— GOAL —
Copy the data exactly; pictures stay out of the copy.

— LISTED ENTRIES —
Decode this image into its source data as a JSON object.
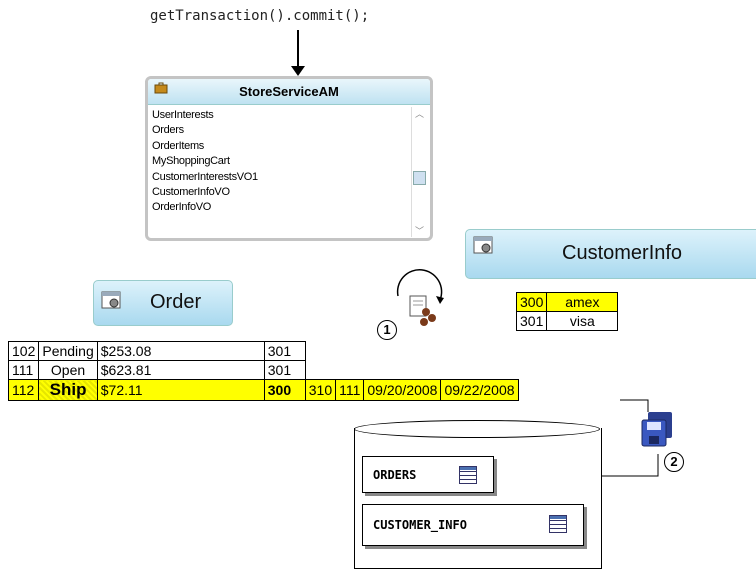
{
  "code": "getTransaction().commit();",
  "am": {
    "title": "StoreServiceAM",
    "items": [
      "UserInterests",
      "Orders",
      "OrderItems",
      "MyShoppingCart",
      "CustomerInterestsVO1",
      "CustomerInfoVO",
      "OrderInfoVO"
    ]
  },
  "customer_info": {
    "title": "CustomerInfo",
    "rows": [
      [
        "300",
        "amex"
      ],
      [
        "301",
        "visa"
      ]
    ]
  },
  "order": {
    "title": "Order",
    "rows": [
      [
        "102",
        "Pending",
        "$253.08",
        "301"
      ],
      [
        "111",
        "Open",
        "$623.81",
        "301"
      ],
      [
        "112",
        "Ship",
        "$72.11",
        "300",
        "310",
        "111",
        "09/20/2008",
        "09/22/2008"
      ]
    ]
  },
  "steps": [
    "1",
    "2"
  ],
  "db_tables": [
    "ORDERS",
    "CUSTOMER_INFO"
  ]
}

— EXERCISE RESULT —
Decode this image into its source data as a JSON object.
{
  "code": "getTransaction().commit();",
  "am": {
    "title": "StoreServiceAM",
    "items": [
      "UserInterests",
      "Orders",
      "OrderItems",
      "MyShoppingCart",
      "CustomerInterestsVO1",
      "CustomerInfoVO",
      "OrderInfoVO"
    ]
  },
  "customer_info": {
    "title": "CustomerInfo",
    "rows": [
      [
        "300",
        "amex"
      ],
      [
        "301",
        "visa"
      ]
    ]
  },
  "order": {
    "title": "Order",
    "rows": [
      [
        "102",
        "Pending",
        "$253.08",
        "301"
      ],
      [
        "111",
        "Open",
        "$623.81",
        "301"
      ],
      [
        "112",
        "Ship",
        "$72.11",
        "300",
        "310",
        "111",
        "09/20/2008",
        "09/22/2008"
      ]
    ]
  },
  "steps": [
    "1",
    "2"
  ],
  "db_tables": [
    "ORDERS",
    "CUSTOMER_INFO"
  ]
}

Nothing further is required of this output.